#### Exercise aim
Set down each record below precisely, skipping the pictures.

#### Information supplied
▽

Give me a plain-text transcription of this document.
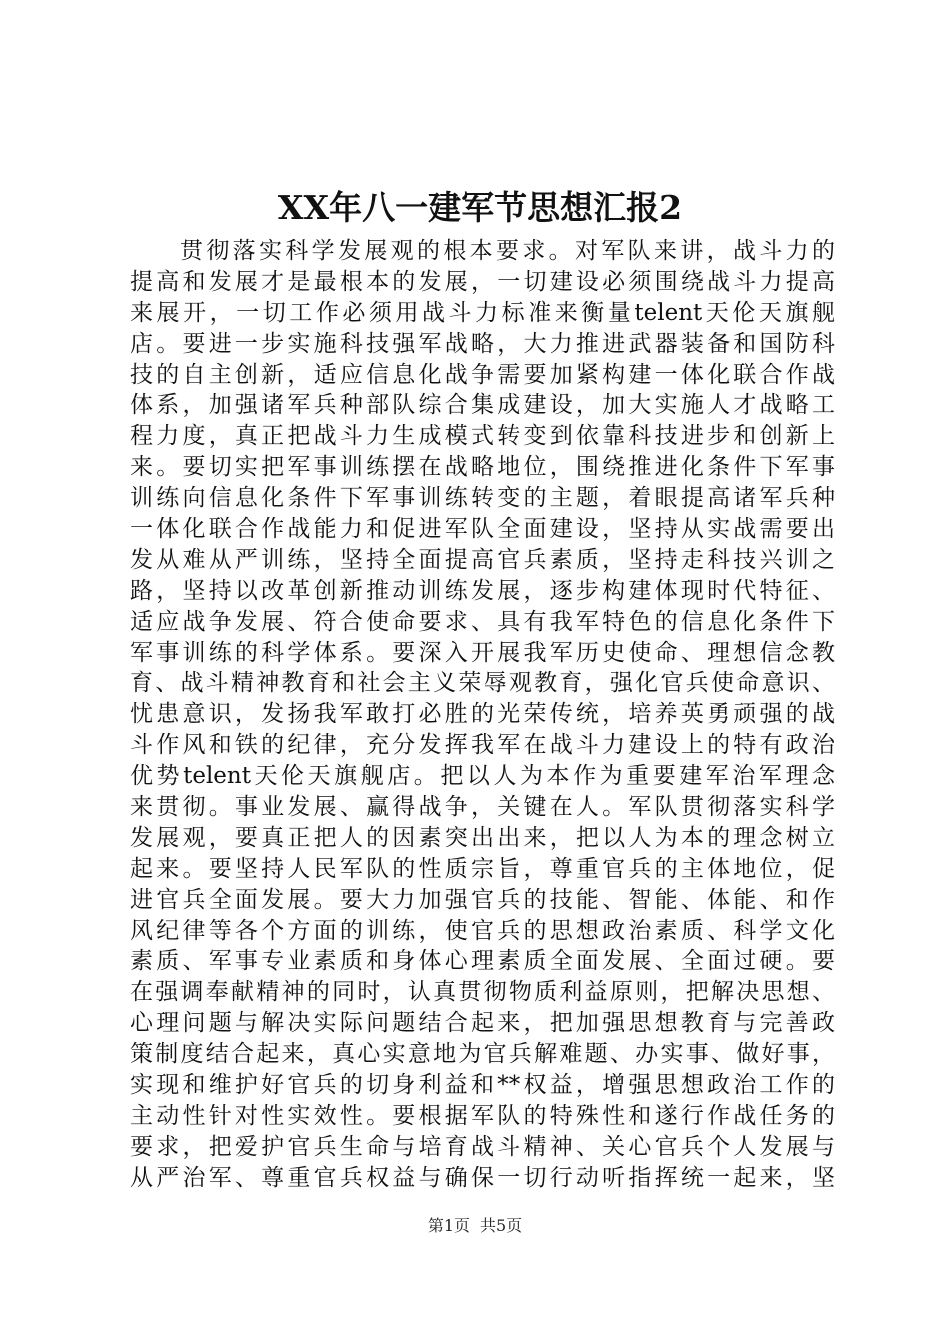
XX年八一建军节思想汇报2
贯彻落实科学发展观的根本要求。对军队来讲，战斗力的
提高和发展才是最根本的发展，一切建设必须围绕战斗力提高
来展开，一切工作必须用战斗力标准来衡量telent天伦天旗舰
店。要进一步实施科技强军战略，大力推进武器装备和国防科
技的自主创新，适应信息化战争需要加紧构建一体化联合作战
体系，加强诸军兵种部队综合集成建设，加大实施人才战略工
程力度，真正把战斗力生成模式转变到依靠科技进步和创新上
来。要切实把军事训练摆在战略地位，围绕推进化条件下军事
训练向信息化条件下军事训练转变的主题，着眼提高诸军兵种
一体化联合作战能力和促进军队全面建设，坚持从实战需要出
发从难从严训练，坚持全面提高官兵素质，坚持走科技兴训之
路，坚持以改革创新推动训练发展，逐步构建体现时代特征、
适应战争发展、符合使命要求、具有我军特色的信息化条件下
军事训练的科学体系。要深入开展我军历史使命、理想信念教
育、战斗精神教育和社会主义荣辱观教育，强化官兵使命意识、
忧患意识，发扬我军敢打必胜的光荣传统，培养英勇顽强的战
斗作风和铁的纪律，充分发挥我军在战斗力建设上的特有政治
优势telent天伦天旗舰店。把以人为本作为重要建军治军理念
来贯彻。事业发展、赢得战争，关键在人。军队贯彻落实科学
发展观，要真正把人的因素突出出来，把以人为本的理念树立
起来。要坚持人民军队的性质宗旨，尊重官兵的主体地位，促
进官兵全面发展。要大力加强官兵的技能、智能、体能、和作
风纪律等各个方面的训练，使官兵的思想政治素质、科学文化
素质、军事专业素质和身体心理素质全面发展、全面过硬。要
在强调奉献精神的同时，认真贯彻物质利益原则，把解决思想、
心理问题与解决实际问题结合起来，把加强思想教育与完善政
策制度结合起来，真心实意地为官兵解难题、办实事、做好事，
实现和维护好官兵的切身利益和**权益，增强思想政治工作的
主动性针对性实效性。要根据军队的特殊性和遂行作战任务的
要求，把爱护官兵生命与培育战斗精神、关心官兵个人发展与
从严治军、尊重官兵权益与确保一切行动听指挥统一起来，坚
第1页 共5页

△

#### Final answer
Give me a plain-text transcription of this document.
XX年八一建军节思想汇报2
贯彻落实科学发展观的根本要求。对军队来讲，战斗力的
提高和发展才是最根本的发展，一切建设必须围绕战斗力提高
来展开，一切工作必须用战斗力标准来衡量telent天伦天旗舰
店。要进一步实施科技强军战略，大力推进武器装备和国防科
技的自主创新，适应信息化战争需要加紧构建一体化联合作战
体系，加强诸军兵种部队综合集成建设，加大实施人才战略工
程力度，真正把战斗力生成模式转变到依靠科技进步和创新上
来。要切实把军事训练摆在战略地位，围绕推进化条件下军事
训练向信息化条件下军事训练转变的主题，着眼提高诸军兵种
一体化联合作战能力和促进军队全面建设，坚持从实战需要出
发从难从严训练，坚持全面提高官兵素质，坚持走科技兴训之
路，坚持以改革创新推动训练发展，逐步构建体现时代特征、
适应战争发展、符合使命要求、具有我军特色的信息化条件下
军事训练的科学体系。要深入开展我军历史使命、理想信念教
育、战斗精神教育和社会主义荣辱观教育，强化官兵使命意识、
忧患意识，发扬我军敢打必胜的光荣传统，培养英勇顽强的战
斗作风和铁的纪律，充分发挥我军在战斗力建设上的特有政治
优势telent天伦天旗舰店。把以人为本作为重要建军治军理念
来贯彻。事业发展、赢得战争，关键在人。军队贯彻落实科学
发展观，要真正把人的因素突出出来，把以人为本的理念树立
起来。要坚持人民军队的性质宗旨，尊重官兵的主体地位，促
进官兵全面发展。要大力加强官兵的技能、智能、体能、和作
风纪律等各个方面的训练，使官兵的思想政治素质、科学文化
素质、军事专业素质和身体心理素质全面发展、全面过硬。要
在强调奉献精神的同时，认真贯彻物质利益原则，把解决思想、
心理问题与解决实际问题结合起来，把加强思想教育与完善政
策制度结合起来，真心实意地为官兵解难题、办实事、做好事，
实现和维护好官兵的切身利益和**权益，增强思想政治工作的
主动性针对性实效性。要根据军队的特殊性和遂行作战任务的
要求，把爱护官兵生命与培育战斗精神、关心官兵个人发展与
从严治军、尊重官兵权益与确保一切行动听指挥统一起来，坚
第1页 共5页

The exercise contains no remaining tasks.